§ **PROVIDED PASSAGE**
· · ·

It’s hard out there

Cost to 'live comfortably' in Austin spiked more than any other U.S. city

Cost to 'live comfortably' in Austin spiked more than any other city

South Congress Avenue Soco Austin skyline
Living comfortably in Austin costs more than ever. South Congress/Facebook

The cost of living in Austin has gotten, shall we say, costlier than nearly any other major U.S. city, according to a new study from personal finance website GOBankingRates.

GOBankingRates ranks Austin second for the biggest percentage increase on the “live comfortably” index. The study finds that the cost to live “comfortably” in Austin skyrocketed 33.92 percent from 2017 to 2018.

In terms of costs, that amounts to a year-over-year increase of $18,532 in Austin, the biggest leap among the 50 cities studied.

GOBankingRates’ study examines the amount of money needed to pay for necessities such as food, rent, utilities, transportation, and healthcare, as well as the amounts that should be budgeted for savings and discretionary spending. These costs then were folded into a “live comfortably” income to determine the cities where it’s becoming more difficult to make ends meet.

Elsewhere in Texas:

  • Arlington lands at No. 5 after jumping 30.53 percent (or $14,172) from 2017 to 2018.

· · ·

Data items
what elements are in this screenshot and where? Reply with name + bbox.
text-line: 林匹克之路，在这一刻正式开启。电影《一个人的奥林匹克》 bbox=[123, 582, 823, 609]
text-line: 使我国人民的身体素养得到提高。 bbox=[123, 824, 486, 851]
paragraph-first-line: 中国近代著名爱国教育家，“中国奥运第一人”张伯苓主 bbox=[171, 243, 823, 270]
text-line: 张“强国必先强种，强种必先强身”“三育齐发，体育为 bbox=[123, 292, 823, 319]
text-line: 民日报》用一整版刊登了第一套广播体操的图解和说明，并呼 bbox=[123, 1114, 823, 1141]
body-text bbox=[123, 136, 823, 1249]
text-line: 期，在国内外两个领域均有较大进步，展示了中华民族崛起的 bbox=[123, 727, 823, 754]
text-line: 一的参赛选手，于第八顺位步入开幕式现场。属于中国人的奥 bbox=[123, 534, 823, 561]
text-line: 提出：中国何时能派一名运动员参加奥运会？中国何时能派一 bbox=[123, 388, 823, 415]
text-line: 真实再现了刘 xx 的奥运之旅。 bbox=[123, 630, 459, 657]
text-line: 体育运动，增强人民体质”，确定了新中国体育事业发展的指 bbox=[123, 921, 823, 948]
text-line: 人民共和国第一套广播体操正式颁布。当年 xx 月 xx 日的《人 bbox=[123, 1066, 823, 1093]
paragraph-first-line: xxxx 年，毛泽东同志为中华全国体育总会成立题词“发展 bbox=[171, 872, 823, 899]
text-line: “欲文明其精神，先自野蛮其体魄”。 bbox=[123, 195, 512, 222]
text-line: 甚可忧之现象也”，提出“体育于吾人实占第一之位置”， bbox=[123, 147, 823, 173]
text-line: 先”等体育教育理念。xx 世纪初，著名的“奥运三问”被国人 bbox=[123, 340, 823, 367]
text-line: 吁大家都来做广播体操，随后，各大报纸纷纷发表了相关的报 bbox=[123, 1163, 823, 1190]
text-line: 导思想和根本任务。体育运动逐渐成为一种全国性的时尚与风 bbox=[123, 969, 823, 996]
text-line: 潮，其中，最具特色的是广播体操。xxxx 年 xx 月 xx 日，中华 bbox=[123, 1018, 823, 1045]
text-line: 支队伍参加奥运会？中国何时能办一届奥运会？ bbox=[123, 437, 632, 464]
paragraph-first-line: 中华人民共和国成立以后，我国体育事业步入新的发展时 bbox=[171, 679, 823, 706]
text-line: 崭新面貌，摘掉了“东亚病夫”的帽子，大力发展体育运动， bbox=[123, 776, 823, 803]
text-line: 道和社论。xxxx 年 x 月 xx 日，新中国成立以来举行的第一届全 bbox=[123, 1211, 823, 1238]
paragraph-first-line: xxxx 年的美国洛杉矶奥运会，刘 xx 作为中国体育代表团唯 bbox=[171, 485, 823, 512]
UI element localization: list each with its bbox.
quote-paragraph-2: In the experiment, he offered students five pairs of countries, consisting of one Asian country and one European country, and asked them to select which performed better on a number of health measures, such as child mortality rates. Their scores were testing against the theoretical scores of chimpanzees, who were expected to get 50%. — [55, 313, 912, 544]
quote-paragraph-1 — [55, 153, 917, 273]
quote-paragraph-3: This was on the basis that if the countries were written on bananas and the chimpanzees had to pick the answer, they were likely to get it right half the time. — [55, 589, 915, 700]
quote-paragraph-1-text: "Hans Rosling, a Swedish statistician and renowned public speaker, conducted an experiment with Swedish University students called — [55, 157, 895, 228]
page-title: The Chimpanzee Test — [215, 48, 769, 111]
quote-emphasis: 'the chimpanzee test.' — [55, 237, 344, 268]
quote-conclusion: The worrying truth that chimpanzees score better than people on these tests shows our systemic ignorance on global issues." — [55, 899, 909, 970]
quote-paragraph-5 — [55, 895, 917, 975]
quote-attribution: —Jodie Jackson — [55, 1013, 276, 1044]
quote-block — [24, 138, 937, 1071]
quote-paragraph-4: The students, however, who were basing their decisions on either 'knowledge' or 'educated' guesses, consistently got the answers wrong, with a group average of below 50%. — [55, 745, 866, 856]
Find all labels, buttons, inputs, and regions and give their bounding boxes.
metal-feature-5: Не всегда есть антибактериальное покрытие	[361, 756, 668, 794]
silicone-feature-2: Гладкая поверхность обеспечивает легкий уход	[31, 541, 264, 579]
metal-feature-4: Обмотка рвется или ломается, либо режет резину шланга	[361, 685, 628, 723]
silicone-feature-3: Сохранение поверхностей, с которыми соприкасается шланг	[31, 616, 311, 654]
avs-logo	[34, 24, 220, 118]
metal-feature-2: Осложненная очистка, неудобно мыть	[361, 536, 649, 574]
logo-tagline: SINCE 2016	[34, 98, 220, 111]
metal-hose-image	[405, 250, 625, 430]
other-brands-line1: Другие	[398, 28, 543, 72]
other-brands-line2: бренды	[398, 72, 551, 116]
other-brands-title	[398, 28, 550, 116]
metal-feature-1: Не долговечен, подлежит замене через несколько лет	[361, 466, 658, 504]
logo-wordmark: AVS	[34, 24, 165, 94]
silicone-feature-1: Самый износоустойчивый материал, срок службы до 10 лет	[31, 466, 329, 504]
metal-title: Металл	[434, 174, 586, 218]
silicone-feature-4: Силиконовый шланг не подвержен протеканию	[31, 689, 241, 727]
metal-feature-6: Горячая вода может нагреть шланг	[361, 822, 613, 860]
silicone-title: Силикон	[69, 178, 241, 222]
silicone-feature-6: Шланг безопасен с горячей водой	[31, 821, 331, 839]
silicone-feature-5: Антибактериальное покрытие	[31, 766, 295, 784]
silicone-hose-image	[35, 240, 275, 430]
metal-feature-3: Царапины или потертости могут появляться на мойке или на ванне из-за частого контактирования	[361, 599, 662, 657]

· · ·

§ **TASKS TO COMPLETE**
(a) Rewrite the paragraph of the Austin cost-of-living article that begins "GOBankingRates’ study examines" as a short bulleted list, keeping its main facts.
(b) In the Austin cost-of-living article, how large was Austin's year-over-year increase in dollars?
(c) Continue the Austin cost-of-living article from where it stops.

§ **OUTPUTS BY TASK**
(a)
- The study looks at the money needed for necessities: food, rent, utilities, transportation and healthcare.
- It also counts the amounts that should be budgeted for savings and discretionary spending.
- These costs are combined into a "live comfortably" income.
- That income is used to find the cities where it is getting harder to make ends meet.

(b) $18,532

(c)
  • Fort Worth appears at No. 6, with a jump 29.44 percent (or $15,610) in Fort Worth
  • Houston lands at No. 20 in the study, with a 23.45 percent jump ($13,182) in the cost of living comfortably from 2017 to 2018.
  • San Antonio took the 10th spot, with a 26.76 percent leap, or $12,350, from 2017 to 2018.

In all, one-fifth of the study’s top 20 cities are in Texas. Colorado Springs, Colorado, took the No. 1 spot with a 35.61 percent increase. That amounts to an increase in cost of $17,596, which is lower than Austin.

GOBankingRates researcher Andrew DePietro says the appearance of five Texas cities in the top 20 is a reflection of the state’s economic and population growth.

“Texas has been particularly hot in terms of real estate and Americans migrating to the state,” DePietro says. “The increase in population and wealth, via more jobs, leads to a steady increase in general cost of living, but especially housing.”